(Entries taken from a collection)
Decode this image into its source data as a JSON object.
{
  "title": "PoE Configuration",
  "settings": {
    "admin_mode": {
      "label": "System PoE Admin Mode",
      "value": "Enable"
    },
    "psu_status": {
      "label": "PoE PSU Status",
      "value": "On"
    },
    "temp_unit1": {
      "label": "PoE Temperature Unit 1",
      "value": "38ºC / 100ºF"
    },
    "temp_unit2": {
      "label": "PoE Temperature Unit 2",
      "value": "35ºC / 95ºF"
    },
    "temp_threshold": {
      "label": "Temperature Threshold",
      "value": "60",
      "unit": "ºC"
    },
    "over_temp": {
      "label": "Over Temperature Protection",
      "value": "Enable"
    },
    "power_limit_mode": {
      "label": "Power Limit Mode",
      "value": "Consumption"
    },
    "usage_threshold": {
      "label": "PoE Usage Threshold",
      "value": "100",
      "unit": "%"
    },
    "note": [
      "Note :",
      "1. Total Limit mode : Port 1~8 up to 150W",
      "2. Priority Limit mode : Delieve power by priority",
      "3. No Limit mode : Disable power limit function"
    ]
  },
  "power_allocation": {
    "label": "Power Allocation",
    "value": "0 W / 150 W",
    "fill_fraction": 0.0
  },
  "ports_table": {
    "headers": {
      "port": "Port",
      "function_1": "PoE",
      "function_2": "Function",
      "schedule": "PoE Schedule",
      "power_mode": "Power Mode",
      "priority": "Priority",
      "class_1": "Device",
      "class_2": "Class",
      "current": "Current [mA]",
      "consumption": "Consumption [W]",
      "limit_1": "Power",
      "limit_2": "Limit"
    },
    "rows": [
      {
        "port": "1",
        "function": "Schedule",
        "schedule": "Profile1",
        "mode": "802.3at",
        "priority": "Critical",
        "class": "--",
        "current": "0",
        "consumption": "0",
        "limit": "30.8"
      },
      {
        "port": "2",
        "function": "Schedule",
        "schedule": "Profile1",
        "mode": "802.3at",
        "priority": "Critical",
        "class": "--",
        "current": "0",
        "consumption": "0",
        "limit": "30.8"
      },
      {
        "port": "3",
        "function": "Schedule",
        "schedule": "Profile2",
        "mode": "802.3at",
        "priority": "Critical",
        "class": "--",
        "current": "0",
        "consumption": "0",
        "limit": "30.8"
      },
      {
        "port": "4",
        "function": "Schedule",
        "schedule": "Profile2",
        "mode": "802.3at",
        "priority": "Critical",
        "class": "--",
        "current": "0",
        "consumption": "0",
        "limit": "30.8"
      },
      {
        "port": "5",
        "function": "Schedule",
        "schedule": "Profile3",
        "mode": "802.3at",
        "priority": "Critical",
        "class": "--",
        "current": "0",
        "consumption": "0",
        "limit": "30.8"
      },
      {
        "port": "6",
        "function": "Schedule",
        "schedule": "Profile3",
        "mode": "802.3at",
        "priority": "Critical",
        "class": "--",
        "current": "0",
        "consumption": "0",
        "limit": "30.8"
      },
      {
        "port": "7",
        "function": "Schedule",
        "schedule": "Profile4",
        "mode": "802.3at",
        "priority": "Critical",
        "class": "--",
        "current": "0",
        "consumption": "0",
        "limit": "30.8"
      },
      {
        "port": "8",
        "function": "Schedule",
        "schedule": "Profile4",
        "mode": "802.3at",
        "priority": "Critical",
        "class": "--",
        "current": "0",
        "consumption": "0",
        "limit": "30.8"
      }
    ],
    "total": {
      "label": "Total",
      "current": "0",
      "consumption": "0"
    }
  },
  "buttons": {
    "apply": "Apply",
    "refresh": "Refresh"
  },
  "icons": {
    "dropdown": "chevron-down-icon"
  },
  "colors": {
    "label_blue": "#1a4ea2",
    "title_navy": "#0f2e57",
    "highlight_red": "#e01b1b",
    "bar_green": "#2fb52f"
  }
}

--

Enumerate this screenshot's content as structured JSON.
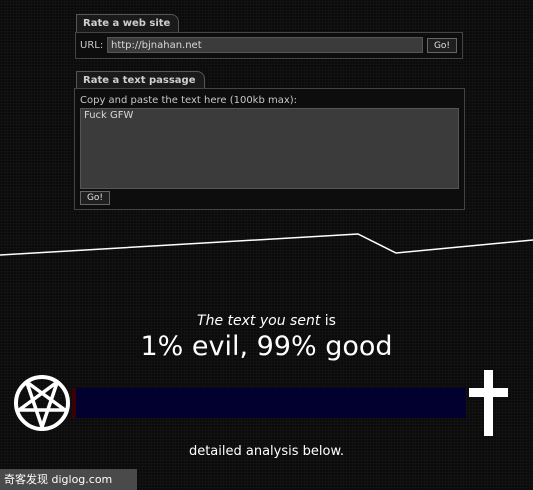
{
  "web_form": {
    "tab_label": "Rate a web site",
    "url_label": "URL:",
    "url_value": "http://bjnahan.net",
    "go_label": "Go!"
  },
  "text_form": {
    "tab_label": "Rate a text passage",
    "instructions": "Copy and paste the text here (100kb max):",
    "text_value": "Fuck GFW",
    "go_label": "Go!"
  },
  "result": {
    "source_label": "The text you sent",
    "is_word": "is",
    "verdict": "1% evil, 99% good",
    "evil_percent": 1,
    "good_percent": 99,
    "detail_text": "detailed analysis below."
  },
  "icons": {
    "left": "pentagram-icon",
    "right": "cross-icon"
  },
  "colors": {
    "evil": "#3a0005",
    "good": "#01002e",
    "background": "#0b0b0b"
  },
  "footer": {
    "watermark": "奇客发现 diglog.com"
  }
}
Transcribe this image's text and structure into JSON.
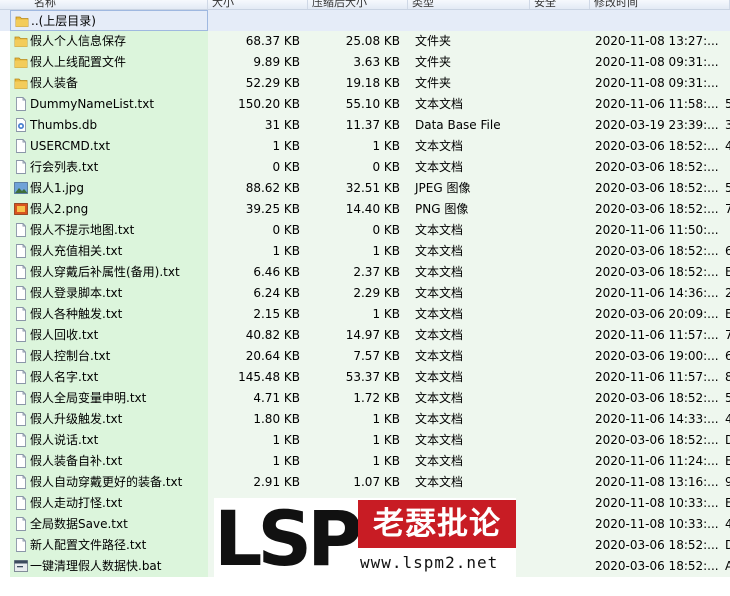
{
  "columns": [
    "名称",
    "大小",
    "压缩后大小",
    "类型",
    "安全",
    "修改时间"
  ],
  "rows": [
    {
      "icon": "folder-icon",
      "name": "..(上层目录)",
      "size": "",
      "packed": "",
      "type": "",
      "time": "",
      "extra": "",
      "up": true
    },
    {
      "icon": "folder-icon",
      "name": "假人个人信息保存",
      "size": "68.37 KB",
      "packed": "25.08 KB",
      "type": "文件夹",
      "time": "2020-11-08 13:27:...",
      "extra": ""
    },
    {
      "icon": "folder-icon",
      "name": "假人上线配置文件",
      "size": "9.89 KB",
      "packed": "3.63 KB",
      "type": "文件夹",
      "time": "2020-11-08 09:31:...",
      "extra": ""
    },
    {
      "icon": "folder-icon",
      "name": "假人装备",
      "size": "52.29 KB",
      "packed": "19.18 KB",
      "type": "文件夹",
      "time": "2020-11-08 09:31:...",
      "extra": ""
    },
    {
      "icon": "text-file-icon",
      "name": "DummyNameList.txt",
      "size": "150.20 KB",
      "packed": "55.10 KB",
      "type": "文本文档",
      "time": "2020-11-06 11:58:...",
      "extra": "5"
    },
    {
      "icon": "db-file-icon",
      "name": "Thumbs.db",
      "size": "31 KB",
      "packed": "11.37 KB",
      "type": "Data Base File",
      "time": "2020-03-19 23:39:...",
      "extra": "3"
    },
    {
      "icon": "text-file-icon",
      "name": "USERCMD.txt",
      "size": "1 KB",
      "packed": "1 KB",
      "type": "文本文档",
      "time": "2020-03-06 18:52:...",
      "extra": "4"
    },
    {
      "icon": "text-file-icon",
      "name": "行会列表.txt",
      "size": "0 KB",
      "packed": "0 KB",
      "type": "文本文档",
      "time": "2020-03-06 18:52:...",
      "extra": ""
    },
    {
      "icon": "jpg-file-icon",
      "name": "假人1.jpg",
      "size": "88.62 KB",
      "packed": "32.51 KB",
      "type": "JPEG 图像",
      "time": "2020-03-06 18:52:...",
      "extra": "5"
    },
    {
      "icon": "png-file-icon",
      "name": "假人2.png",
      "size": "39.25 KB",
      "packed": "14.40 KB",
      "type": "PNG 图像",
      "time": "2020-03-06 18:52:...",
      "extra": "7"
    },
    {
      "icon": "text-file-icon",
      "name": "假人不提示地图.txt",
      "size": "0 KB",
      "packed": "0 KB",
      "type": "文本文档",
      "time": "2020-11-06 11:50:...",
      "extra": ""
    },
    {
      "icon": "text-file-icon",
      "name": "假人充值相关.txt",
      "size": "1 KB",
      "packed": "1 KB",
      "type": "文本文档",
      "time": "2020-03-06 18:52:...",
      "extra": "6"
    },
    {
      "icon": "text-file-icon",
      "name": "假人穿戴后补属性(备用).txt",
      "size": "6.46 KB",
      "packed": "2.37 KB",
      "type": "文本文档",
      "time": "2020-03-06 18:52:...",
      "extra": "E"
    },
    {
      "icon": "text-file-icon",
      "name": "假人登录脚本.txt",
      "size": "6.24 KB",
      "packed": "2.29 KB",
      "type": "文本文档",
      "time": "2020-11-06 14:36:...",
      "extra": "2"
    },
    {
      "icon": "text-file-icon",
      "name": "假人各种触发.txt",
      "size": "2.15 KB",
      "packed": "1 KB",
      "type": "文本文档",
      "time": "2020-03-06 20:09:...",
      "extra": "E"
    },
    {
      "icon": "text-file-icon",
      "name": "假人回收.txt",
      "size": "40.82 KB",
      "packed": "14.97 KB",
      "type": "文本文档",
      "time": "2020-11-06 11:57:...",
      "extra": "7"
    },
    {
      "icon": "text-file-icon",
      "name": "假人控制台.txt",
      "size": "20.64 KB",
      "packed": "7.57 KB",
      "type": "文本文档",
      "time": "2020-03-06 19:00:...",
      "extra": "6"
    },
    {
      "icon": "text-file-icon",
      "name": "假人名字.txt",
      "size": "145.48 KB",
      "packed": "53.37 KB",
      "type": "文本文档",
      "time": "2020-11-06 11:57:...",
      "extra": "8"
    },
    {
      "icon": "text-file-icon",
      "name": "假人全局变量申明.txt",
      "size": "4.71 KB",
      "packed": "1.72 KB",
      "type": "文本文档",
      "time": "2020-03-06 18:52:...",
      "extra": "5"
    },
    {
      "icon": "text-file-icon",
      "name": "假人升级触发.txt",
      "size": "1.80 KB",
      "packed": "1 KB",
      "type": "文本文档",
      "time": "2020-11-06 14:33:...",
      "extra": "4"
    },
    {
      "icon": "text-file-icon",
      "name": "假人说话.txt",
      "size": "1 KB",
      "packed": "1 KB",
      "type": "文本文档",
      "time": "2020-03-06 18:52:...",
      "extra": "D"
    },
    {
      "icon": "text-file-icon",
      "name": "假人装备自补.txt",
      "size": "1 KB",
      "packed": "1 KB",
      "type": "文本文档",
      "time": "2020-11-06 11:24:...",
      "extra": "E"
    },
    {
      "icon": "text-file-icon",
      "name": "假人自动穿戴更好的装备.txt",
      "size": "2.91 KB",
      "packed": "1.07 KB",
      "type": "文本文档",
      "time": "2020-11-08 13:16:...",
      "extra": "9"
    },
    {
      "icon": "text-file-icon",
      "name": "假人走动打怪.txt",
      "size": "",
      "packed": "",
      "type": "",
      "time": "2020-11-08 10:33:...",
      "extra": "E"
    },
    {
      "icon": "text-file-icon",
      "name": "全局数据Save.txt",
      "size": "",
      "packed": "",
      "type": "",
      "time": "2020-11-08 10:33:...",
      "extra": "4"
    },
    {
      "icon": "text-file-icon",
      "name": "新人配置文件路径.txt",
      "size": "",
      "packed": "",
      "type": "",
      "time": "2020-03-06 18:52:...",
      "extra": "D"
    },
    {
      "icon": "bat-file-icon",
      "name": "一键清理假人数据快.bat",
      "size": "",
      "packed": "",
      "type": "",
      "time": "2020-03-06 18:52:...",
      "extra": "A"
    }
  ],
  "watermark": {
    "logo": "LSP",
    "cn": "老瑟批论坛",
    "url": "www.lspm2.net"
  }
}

...

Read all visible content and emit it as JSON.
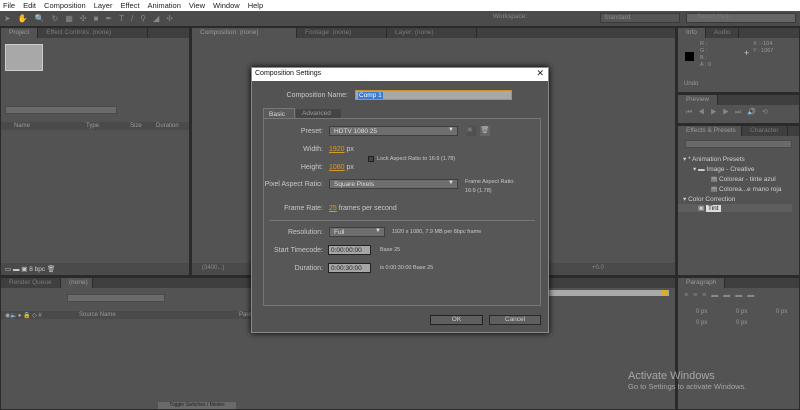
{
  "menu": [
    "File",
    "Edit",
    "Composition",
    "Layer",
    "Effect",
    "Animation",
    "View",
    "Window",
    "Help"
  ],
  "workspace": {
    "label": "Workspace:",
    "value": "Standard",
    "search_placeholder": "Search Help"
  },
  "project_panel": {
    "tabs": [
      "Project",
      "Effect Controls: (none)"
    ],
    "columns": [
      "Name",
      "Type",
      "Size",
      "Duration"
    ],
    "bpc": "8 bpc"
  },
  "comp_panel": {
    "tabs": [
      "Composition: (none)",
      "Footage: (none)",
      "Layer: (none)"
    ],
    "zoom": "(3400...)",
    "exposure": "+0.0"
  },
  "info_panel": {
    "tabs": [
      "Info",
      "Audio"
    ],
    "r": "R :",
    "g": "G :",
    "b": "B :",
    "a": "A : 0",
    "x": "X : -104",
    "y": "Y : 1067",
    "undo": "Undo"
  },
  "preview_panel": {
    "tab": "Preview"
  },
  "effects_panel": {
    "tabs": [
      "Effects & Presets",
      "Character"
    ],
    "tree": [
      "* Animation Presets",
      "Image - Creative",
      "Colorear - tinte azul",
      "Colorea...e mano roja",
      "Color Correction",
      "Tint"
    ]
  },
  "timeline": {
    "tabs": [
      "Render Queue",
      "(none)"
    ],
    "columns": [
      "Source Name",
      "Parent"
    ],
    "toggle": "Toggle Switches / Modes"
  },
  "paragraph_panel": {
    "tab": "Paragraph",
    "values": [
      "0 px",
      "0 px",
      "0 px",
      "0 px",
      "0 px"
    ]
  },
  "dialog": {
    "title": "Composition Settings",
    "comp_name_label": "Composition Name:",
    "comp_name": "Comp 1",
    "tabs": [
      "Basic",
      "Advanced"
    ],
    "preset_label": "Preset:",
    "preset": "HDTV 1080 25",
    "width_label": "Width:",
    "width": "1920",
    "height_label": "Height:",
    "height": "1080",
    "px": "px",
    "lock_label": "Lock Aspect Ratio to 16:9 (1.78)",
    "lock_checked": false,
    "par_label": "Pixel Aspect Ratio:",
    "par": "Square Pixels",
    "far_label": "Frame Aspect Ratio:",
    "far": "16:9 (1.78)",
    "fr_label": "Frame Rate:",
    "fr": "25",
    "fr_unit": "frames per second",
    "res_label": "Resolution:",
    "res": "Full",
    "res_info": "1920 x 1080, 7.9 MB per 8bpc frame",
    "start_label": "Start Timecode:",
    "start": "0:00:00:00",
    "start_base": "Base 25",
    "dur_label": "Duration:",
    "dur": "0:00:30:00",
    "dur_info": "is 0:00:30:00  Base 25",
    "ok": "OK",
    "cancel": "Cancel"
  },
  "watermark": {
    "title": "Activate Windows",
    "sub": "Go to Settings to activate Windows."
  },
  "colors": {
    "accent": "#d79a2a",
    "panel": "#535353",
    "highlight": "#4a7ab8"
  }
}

== Work required ==
Select all lines with the word "Aspect" from the entries above.

== Result below ==
    "lock_label": "Lock Aspect Ratio to 16:9 (1.78)",
    "par_label": "Pixel Aspect Ratio:",
    "far_label": "Frame Aspect Ratio:",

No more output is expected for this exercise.